■ Demande 1: Selon l'extrait sur les portefeuilles non hébergés, qui joue le rôle de la « banque » ?
■ Demande 2: Veuillez reproduire à l'identique les lignes des enregistrements en commençant par celle qui contient « caret-down-icon[interactable]: [1678, 23, 1692, 31] » et en terminant par celle qui contient « code-line: ): [168, 240, 183, 270] », ces deux lignes incluses.

Si la collecte de données et la rétention potentielle de transferts entrants sont contraignantes sur le plan opérationnel, il est potentiellement impossible de se conformer à l'obligation de vérification. Dans la TradFi, le but de la vérification d'identité est de s'assurer que la personne qui a la main sur un compte bancaire est la même que celle qui prétend en être titulaire. Mais comment le fournisseur du portefeuille hébergé pourrait-il remplir l'obligation de vérification si le contrôle du portefeuille non hébergé de Bob ne dépend pas de son identité ?

Même si le fournisseur de portefeuille hébergé a réussi à confirmer que Bob est bien la personne qu'il prétend être, cela ne signifie pas qu'il contrôle le wallet. Ce dernier pourrait être contrôlé par une organisation autonome décentralisée qui redistribue les paiements à des membres comme Bob ou par un groupe criminel, Bob n'étant qu'un simple pion sur un échiquier complexe. Il n'y a pas de tierce partie à laquelle il faut prouver l'identité de Bob pour effectuer une transaction - la personne qui contrôle les clés privées est la « banque ».

■ Données fournies:
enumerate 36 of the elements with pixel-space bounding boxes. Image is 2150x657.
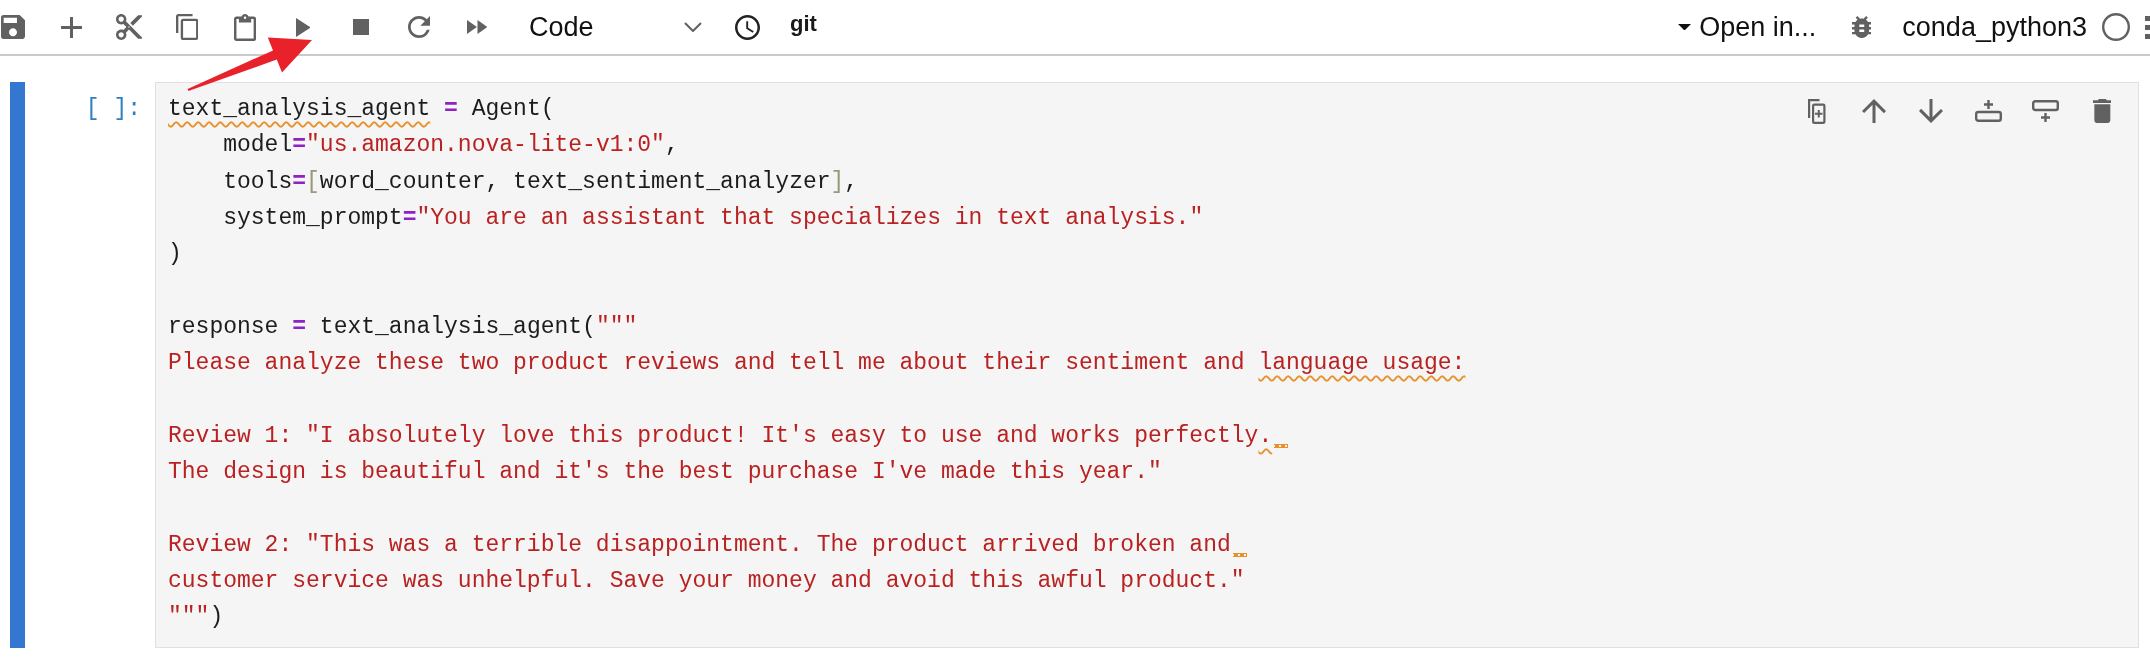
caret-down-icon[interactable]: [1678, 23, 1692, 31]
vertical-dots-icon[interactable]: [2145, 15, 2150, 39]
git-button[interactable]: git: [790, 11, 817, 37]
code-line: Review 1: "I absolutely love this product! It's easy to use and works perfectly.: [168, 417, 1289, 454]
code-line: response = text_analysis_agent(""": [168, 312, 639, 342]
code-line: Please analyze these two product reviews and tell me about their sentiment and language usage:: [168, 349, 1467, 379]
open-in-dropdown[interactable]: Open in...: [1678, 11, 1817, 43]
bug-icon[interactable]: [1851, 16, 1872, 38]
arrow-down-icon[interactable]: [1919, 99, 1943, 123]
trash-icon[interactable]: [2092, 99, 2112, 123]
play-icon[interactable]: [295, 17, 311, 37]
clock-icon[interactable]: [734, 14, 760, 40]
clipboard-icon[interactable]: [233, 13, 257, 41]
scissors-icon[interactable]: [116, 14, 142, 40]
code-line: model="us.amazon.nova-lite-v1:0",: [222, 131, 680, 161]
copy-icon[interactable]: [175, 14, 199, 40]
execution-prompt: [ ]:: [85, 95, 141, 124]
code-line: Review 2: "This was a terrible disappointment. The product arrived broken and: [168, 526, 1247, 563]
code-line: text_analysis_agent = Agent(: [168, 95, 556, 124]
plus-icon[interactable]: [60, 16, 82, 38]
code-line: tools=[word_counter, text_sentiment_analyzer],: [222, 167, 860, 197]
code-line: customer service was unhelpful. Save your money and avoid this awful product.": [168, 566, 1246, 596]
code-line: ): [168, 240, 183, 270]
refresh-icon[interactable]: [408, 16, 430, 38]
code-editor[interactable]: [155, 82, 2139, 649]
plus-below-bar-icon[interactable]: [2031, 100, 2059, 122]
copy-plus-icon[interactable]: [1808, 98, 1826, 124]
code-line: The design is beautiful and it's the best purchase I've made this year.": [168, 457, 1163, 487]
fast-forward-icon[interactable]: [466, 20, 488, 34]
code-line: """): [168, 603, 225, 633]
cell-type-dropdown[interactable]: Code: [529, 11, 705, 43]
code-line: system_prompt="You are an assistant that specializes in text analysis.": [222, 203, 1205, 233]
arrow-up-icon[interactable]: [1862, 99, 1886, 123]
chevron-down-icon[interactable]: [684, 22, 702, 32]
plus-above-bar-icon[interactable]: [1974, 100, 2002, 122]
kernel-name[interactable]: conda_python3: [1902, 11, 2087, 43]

■ Solution 1: La personne qui contrôle les clés privées.

■ Solution 2:
caret-down-icon[interactable]: [1678, 23, 1692, 31]
vertical-dots-icon[interactable]: [2145, 15, 2150, 39]
git-button[interactable]: git: [790, 11, 817, 37]
code-line: Review 1: "I absolutely love this product! It's easy to use and works perfectly.: [168, 417, 1289, 454]
code-line: response = text_analysis_agent(""": [168, 312, 639, 342]
code-line: Please analyze these two product reviews and tell me about their sentiment and language usage:: [168, 349, 1467, 379]
open-in-dropdown[interactable]: Open in...: [1678, 11, 1817, 43]
bug-icon[interactable]: [1851, 16, 1872, 38]
arrow-down-icon[interactable]: [1919, 99, 1943, 123]
trash-icon[interactable]: [2092, 99, 2112, 123]
play-icon[interactable]: [295, 17, 311, 37]
clock-icon[interactable]: [734, 14, 760, 40]
clipboard-icon[interactable]: [233, 13, 257, 41]
scissors-icon[interactable]: [116, 14, 142, 40]
code-line: model="us.amazon.nova-lite-v1:0",: [222, 131, 680, 161]
copy-icon[interactable]: [175, 14, 199, 40]
execution-prompt: [ ]:: [85, 95, 141, 124]
code-line: Review 2: "This was a terrible disappointment. The product arrived broken and: [168, 526, 1247, 563]
code-line: text_analysis_agent = Agent(: [168, 95, 556, 124]
plus-icon[interactable]: [60, 16, 82, 38]
code-line: tools=[word_counter, text_sentiment_analyzer],: [222, 167, 860, 197]
code-line: customer service was unhelpful. Save your money and avoid this awful product.": [168, 566, 1246, 596]
code-line: ): [168, 240, 183, 270]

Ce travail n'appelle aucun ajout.